[Stored data]
##############################

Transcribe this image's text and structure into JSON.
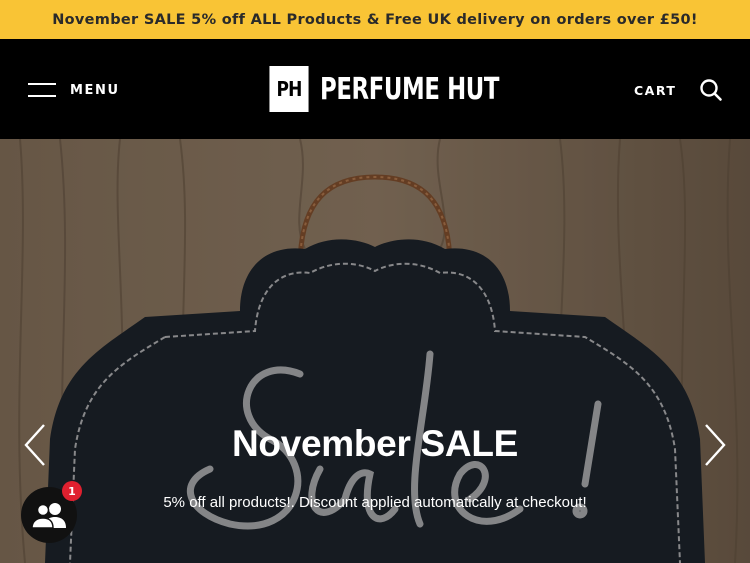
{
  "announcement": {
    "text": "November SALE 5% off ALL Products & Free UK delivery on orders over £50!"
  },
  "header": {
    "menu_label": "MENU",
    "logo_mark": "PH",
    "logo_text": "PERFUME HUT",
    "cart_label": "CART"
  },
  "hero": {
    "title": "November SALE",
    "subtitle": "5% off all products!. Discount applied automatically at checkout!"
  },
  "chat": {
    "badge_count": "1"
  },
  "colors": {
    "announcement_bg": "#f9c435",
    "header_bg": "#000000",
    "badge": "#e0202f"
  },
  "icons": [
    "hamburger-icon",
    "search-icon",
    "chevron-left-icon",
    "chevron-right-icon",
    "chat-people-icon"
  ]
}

##############################

WHAT IS EXPECTED:
With the pictures omitted, reproduce the records in full and exactly.

THE RESPONSE:
Transcribe this image's text and structure into JSON.
{
  "announcement": {
    "text": "November SALE 5% off ALL Products & Free UK delivery on orders over £50!"
  },
  "header": {
    "menu_label": "MENU",
    "logo_mark": "PH",
    "logo_text": "PERFUME HUT",
    "cart_label": "CART"
  },
  "hero": {
    "title": "November SALE",
    "subtitle": "5% off all products!. Discount applied automatically at checkout!"
  },
  "chat": {
    "badge_count": "1"
  },
  "colors": {
    "announcement_bg": "#f9c435",
    "header_bg": "#000000",
    "badge": "#e0202f"
  },
  "icons": [
    "hamburger-icon",
    "search-icon",
    "chevron-left-icon",
    "chevron-right-icon",
    "chat-people-icon"
  ]
}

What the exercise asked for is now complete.